RECORDED DATA:
__________

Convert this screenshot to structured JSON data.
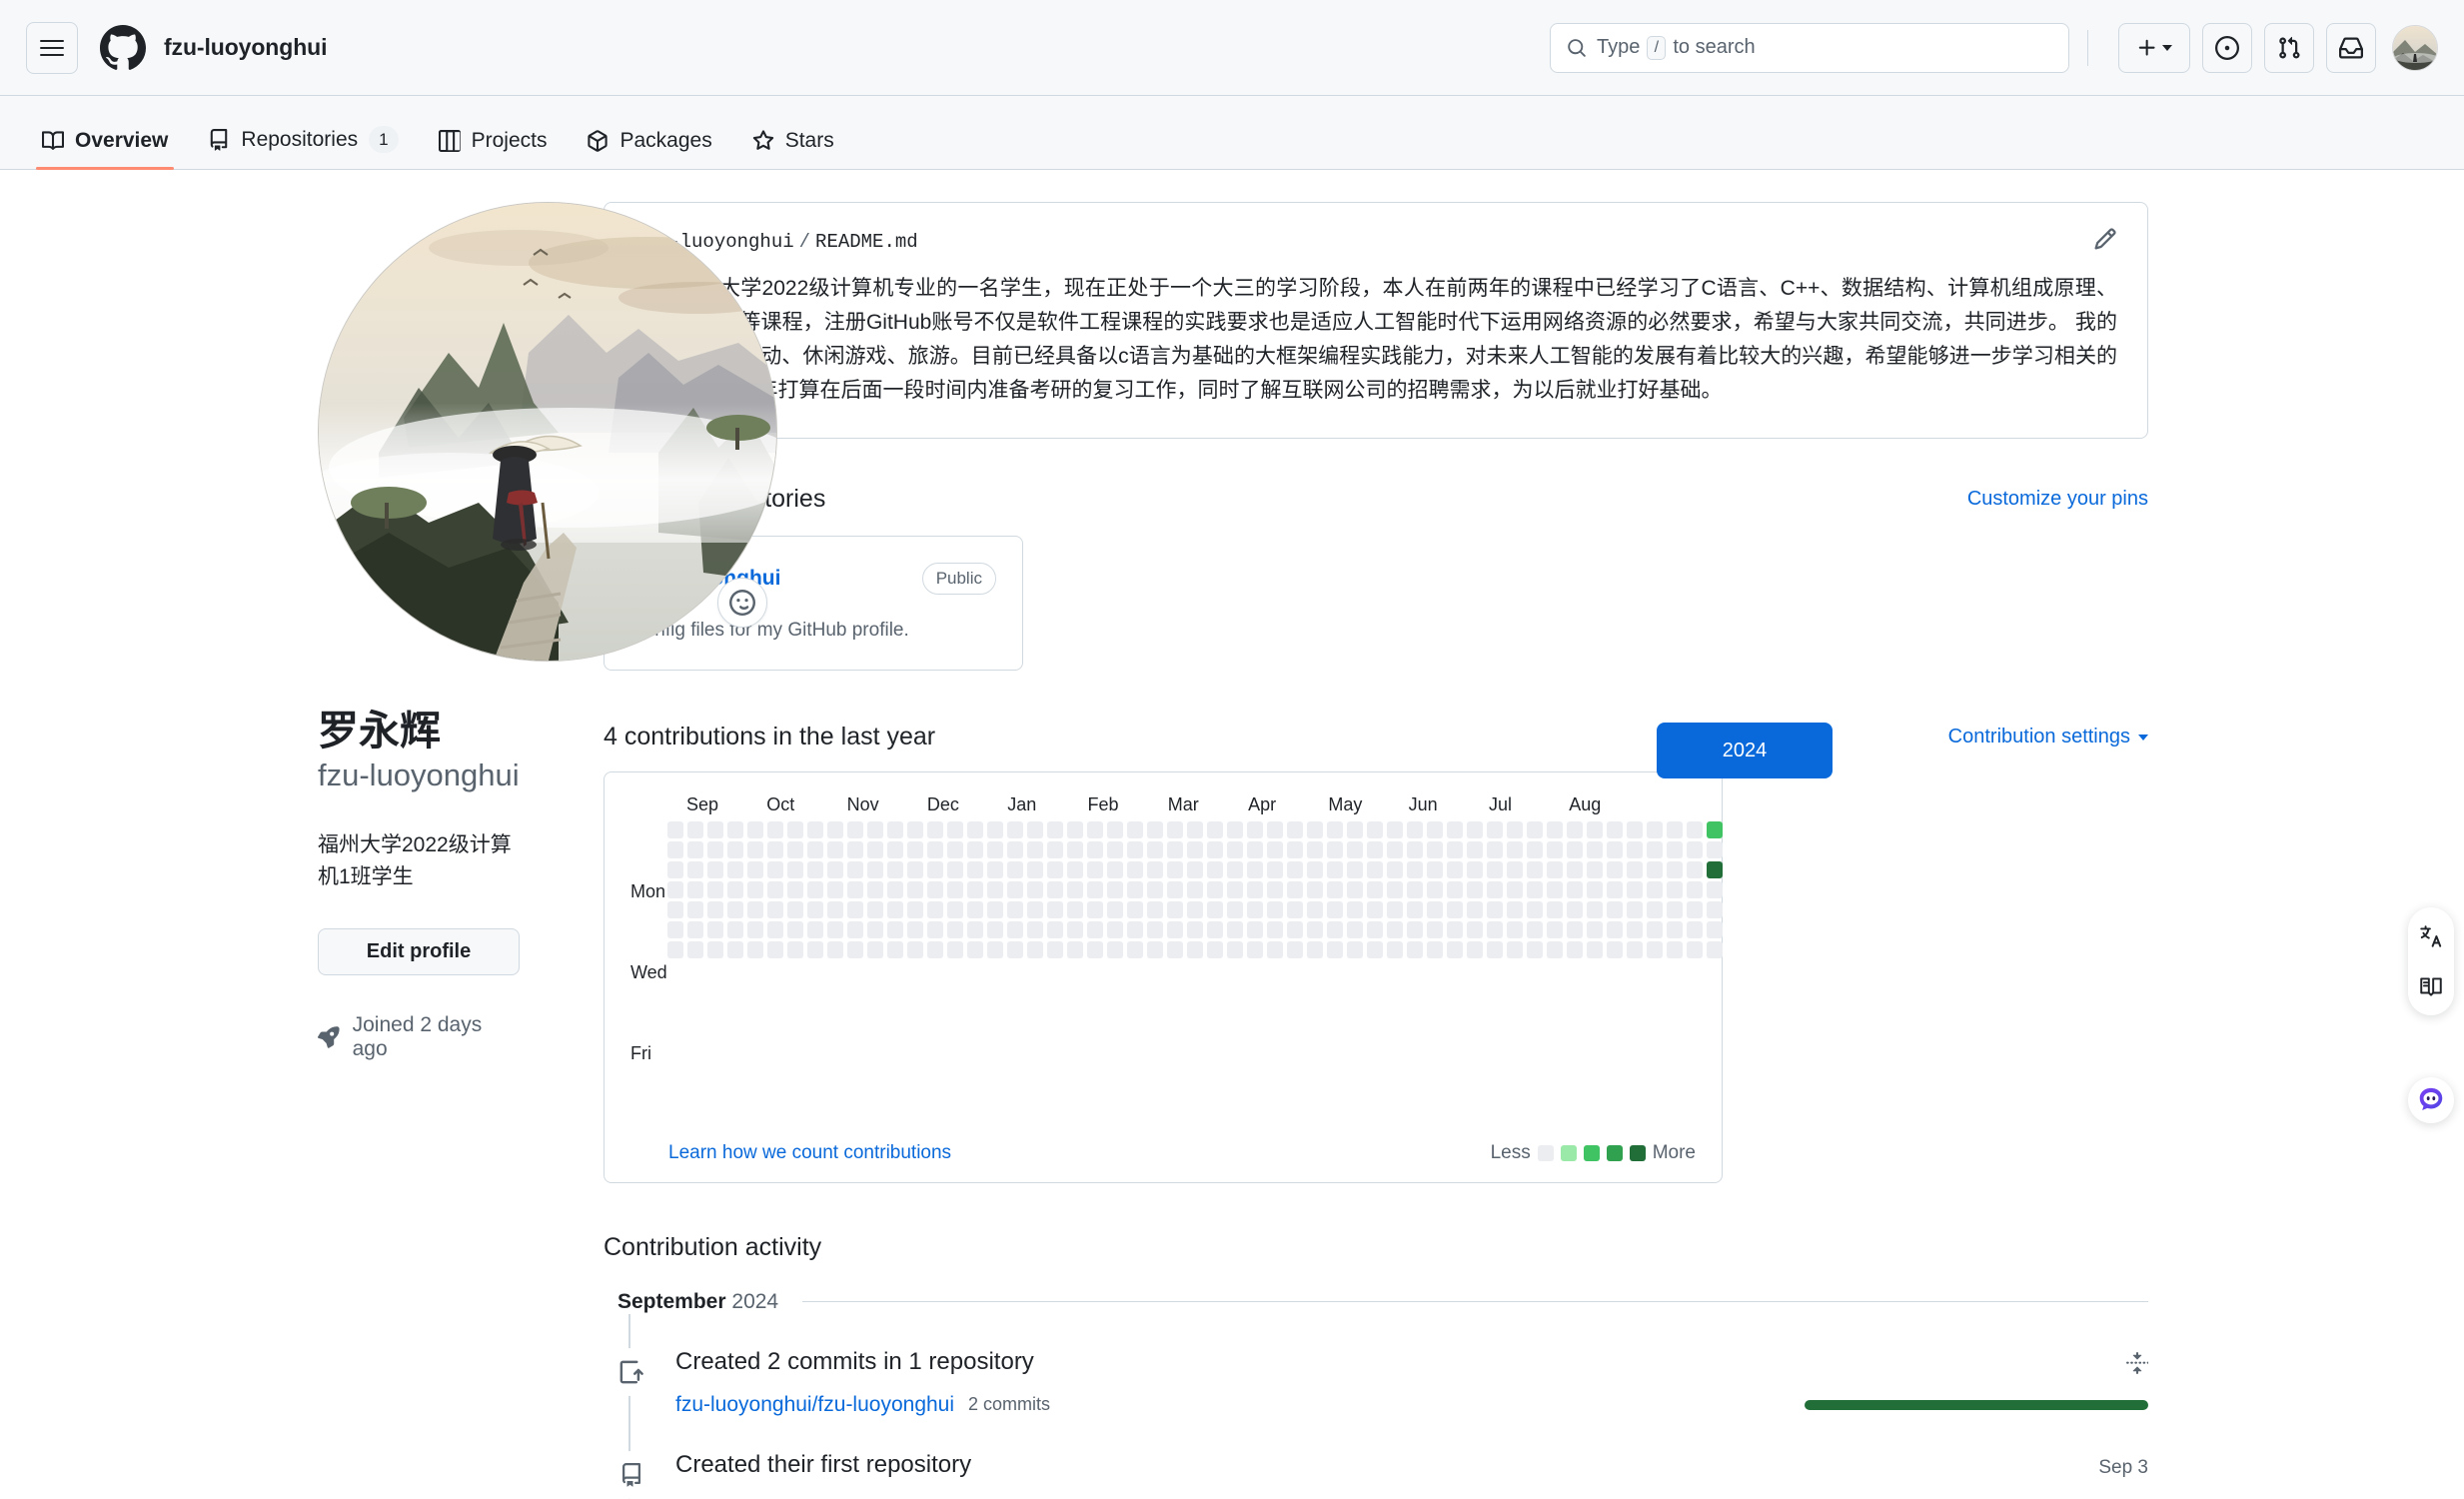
{
  "header": {
    "owner": "fzu-luoyonghui",
    "search_placeholder": "Type",
    "search_key": "/",
    "search_suffix": "to search",
    "icons": {
      "menu": "hamburger-icon",
      "logo": "github-logo-icon",
      "create": "plus-icon",
      "issues": "issue-opened-icon",
      "pulls": "git-pull-request-icon",
      "inbox": "inbox-icon",
      "avatar": "user-avatar"
    }
  },
  "nav": {
    "tabs": [
      {
        "label": "Overview",
        "icon": "book-icon",
        "active": true,
        "count": null
      },
      {
        "label": "Repositories",
        "icon": "repo-icon",
        "active": false,
        "count": "1"
      },
      {
        "label": "Projects",
        "icon": "table-icon",
        "active": false,
        "count": null
      },
      {
        "label": "Packages",
        "icon": "package-icon",
        "active": false,
        "count": null
      },
      {
        "label": "Stars",
        "icon": "star-icon",
        "active": false,
        "count": null
      }
    ]
  },
  "profile": {
    "fullname": "罗永辉",
    "login": "fzu-luoyonghui",
    "bio": "福州大学2022级计算机1班学生",
    "edit_button": "Edit profile",
    "joined": "Joined 2 days ago",
    "status_icon": "smiley-icon",
    "joined_icon": "rocket-icon"
  },
  "readme": {
    "owner": "fzu-luoyonghui",
    "separator": "/",
    "file": "README.md",
    "edit_icon": "pencil-icon",
    "body": "我是福州大学2022级计算机专业的一名学生，现在正处于一个大三的学习阶段，本人在前两年的课程中已经学习了C语言、C++、数据结构、计算机组成原理、计算机网络等课程，注册GitHub账号不仅是软件工程课程的实践要求也是适应人工智能时代下运用网络资源的必然要求，希望与大家共同交流，共同进步。 我的兴趣爱好是运动、休闲游戏、旅游。目前已经具备以c语言为基础的大框架编程实践能力，对未来人工智能的发展有着比较大的兴趣，希望能够进一步学习相关的知识。 未来3年打算在后面一段时间内准备考研的复习工作，同时了解互联网公司的招聘需求，为以后就业打好基础。"
  },
  "popular": {
    "title": "Popular repositories",
    "customize_link": "Customize your pins",
    "repos": [
      {
        "name": "fzu-luoyonghui",
        "visibility": "Public",
        "description": "Config files for my GitHub profile."
      }
    ]
  },
  "contributions": {
    "title": "4 contributions in the last year",
    "settings_label": "Contribution settings",
    "year_button": "2024",
    "months": [
      "Sep",
      "Oct",
      "Nov",
      "Dec",
      "Jan",
      "Feb",
      "Mar",
      "Apr",
      "May",
      "Jun",
      "Jul",
      "Aug"
    ],
    "days": [
      "Mon",
      "Wed",
      "Fri"
    ],
    "learn_link": "Learn how we count contributions",
    "legend_less": "Less",
    "legend_more": "More",
    "legend_colors": [
      "#ebedf0",
      "#9be9a8",
      "#40c463",
      "#30a14e",
      "#216e39"
    ],
    "weeks": 53,
    "rows": 7,
    "filled_cells": [
      {
        "week": 52,
        "day": 0,
        "level": 2
      },
      {
        "week": 52,
        "day": 2,
        "level": 4
      }
    ]
  },
  "activity": {
    "title": "Contribution activity",
    "month_bold": "September",
    "month_year": "2024",
    "items": [
      {
        "icon": "commit-icon",
        "heading": "Created 2 commits in 1 repository",
        "repo": "fzu-luoyonghui/fzu-luoyonghui",
        "commits": "2 commits",
        "has_bar": true,
        "collapse_icon": "fold-icon",
        "date": null
      },
      {
        "icon": "repo-icon",
        "heading": "Created their first repository",
        "repo": null,
        "commits": null,
        "has_bar": false,
        "collapse_icon": null,
        "date": "Sep 3"
      }
    ]
  },
  "rail": {
    "translate_icon": "translate-icon",
    "read_icon": "read-mode-icon",
    "assistant_icon": "ai-assistant-icon"
  },
  "colors": {
    "accent_blue": "#0969da",
    "tab_underline": "#fd8c73",
    "contrib_dark": "#216e39",
    "header_bg": "#f6f8fa",
    "border": "#d1d9e0"
  }
}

__________

WHAT IS BEING ASKED: Images must not appear in the copy; reproduce everything else in the records verbatim.

EXPECTED ANSWER:
Convert this screenshot to structured JSON data.
{
  "header": {
    "owner": "fzu-luoyonghui",
    "search_placeholder": "Type",
    "search_key": "/",
    "search_suffix": "to search",
    "icons": {
      "menu": "hamburger-icon",
      "logo": "github-logo-icon",
      "create": "plus-icon",
      "issues": "issue-opened-icon",
      "pulls": "git-pull-request-icon",
      "inbox": "inbox-icon",
      "avatar": "user-avatar"
    }
  },
  "nav": {
    "tabs": [
      {
        "label": "Overview",
        "icon": "book-icon",
        "active": true,
        "count": null
      },
      {
        "label": "Repositories",
        "icon": "repo-icon",
        "active": false,
        "count": "1"
      },
      {
        "label": "Projects",
        "icon": "table-icon",
        "active": false,
        "count": null
      },
      {
        "label": "Packages",
        "icon": "package-icon",
        "active": false,
        "count": null
      },
      {
        "label": "Stars",
        "icon": "star-icon",
        "active": false,
        "count": null
      }
    ]
  },
  "profile": {
    "fullname": "罗永辉",
    "login": "fzu-luoyonghui",
    "bio": "福州大学2022级计算机1班学生",
    "edit_button": "Edit profile",
    "joined": "Joined 2 days ago",
    "status_icon": "smiley-icon",
    "joined_icon": "rocket-icon"
  },
  "readme": {
    "owner": "fzu-luoyonghui",
    "separator": "/",
    "file": "README.md",
    "edit_icon": "pencil-icon",
    "body": "我是福州大学2022级计算机专业的一名学生，现在正处于一个大三的学习阶段，本人在前两年的课程中已经学习了C语言、C++、数据结构、计算机组成原理、计算机网络等课程，注册GitHub账号不仅是软件工程课程的实践要求也是适应人工智能时代下运用网络资源的必然要求，希望与大家共同交流，共同进步。 我的兴趣爱好是运动、休闲游戏、旅游。目前已经具备以c语言为基础的大框架编程实践能力，对未来人工智能的发展有着比较大的兴趣，希望能够进一步学习相关的知识。 未来3年打算在后面一段时间内准备考研的复习工作，同时了解互联网公司的招聘需求，为以后就业打好基础。"
  },
  "popular": {
    "title": "Popular repositories",
    "customize_link": "Customize your pins",
    "repos": [
      {
        "name": "fzu-luoyonghui",
        "visibility": "Public",
        "description": "Config files for my GitHub profile."
      }
    ]
  },
  "contributions": {
    "title": "4 contributions in the last year",
    "settings_label": "Contribution settings",
    "year_button": "2024",
    "months": [
      "Sep",
      "Oct",
      "Nov",
      "Dec",
      "Jan",
      "Feb",
      "Mar",
      "Apr",
      "May",
      "Jun",
      "Jul",
      "Aug"
    ],
    "days": [
      "Mon",
      "Wed",
      "Fri"
    ],
    "learn_link": "Learn how we count contributions",
    "legend_less": "Less",
    "legend_more": "More",
    "legend_colors": [
      "#ebedf0",
      "#9be9a8",
      "#40c463",
      "#30a14e",
      "#216e39"
    ],
    "weeks": 53,
    "rows": 7,
    "filled_cells": [
      {
        "week": 52,
        "day": 0,
        "level": 2
      },
      {
        "week": 52,
        "day": 2,
        "level": 4
      }
    ]
  },
  "activity": {
    "title": "Contribution activity",
    "month_bold": "September",
    "month_year": "2024",
    "items": [
      {
        "icon": "commit-icon",
        "heading": "Created 2 commits in 1 repository",
        "repo": "fzu-luoyonghui/fzu-luoyonghui",
        "commits": "2 commits",
        "has_bar": true,
        "collapse_icon": "fold-icon",
        "date": null
      },
      {
        "icon": "repo-icon",
        "heading": "Created their first repository",
        "repo": null,
        "commits": null,
        "has_bar": false,
        "collapse_icon": null,
        "date": "Sep 3"
      }
    ]
  },
  "rail": {
    "translate_icon": "translate-icon",
    "read_icon": "read-mode-icon",
    "assistant_icon": "ai-assistant-icon"
  },
  "colors": {
    "accent_blue": "#0969da",
    "tab_underline": "#fd8c73",
    "contrib_dark": "#216e39",
    "header_bg": "#f6f8fa",
    "border": "#d1d9e0"
  }
}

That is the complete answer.